Collection entries
------------

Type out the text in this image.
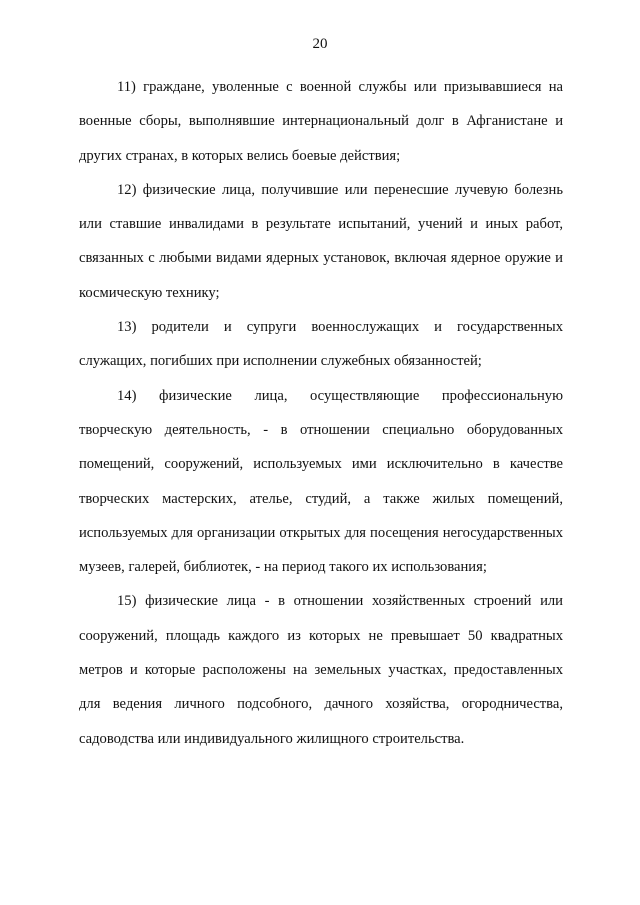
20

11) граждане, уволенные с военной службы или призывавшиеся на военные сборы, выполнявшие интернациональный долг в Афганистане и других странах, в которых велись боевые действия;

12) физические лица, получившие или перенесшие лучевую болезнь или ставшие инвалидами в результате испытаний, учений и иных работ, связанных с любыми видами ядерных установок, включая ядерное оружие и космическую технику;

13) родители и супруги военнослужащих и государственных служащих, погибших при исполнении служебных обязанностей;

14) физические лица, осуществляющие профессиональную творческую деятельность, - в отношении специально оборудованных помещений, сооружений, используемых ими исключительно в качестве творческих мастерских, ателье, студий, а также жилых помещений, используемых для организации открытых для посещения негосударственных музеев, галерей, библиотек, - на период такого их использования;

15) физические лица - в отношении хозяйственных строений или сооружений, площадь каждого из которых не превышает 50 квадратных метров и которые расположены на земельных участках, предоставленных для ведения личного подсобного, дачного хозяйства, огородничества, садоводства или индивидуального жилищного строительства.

------------

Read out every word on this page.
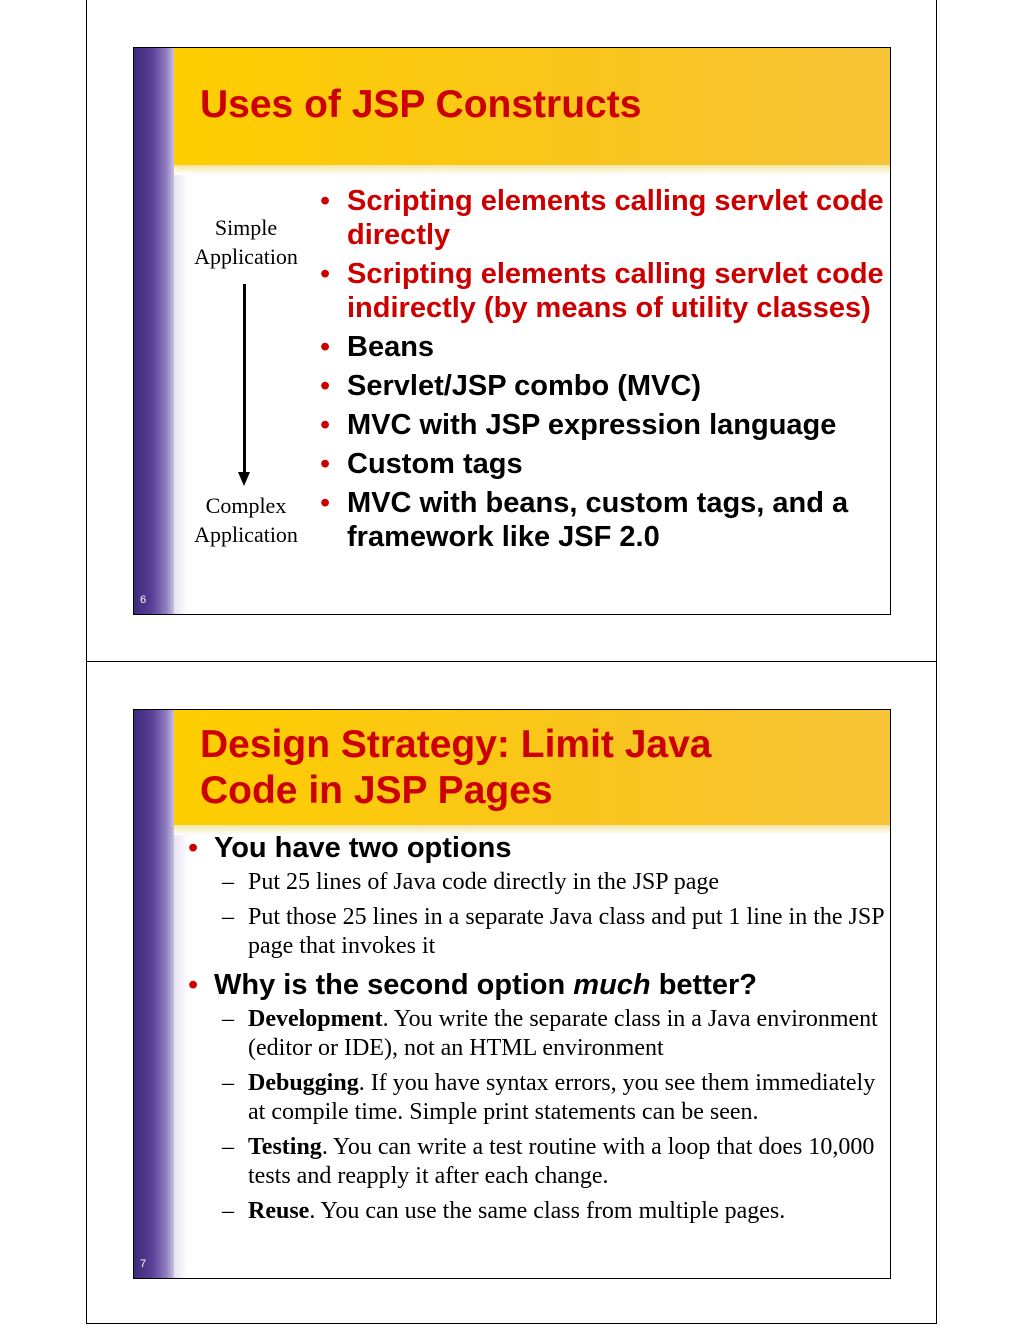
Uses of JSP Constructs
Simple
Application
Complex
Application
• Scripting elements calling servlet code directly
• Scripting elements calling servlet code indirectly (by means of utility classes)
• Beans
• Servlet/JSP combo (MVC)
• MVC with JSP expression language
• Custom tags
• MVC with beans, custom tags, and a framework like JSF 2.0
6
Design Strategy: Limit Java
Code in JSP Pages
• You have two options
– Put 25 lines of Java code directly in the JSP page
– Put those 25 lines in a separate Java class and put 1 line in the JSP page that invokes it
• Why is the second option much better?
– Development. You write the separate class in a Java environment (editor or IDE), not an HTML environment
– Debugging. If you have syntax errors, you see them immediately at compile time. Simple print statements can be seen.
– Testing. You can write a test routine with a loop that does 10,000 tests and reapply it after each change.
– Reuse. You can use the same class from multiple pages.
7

------------

- **DIRECTIVE**: Give only the number of lines that include the word "сооружений".

- **THE OUTPUT**: 2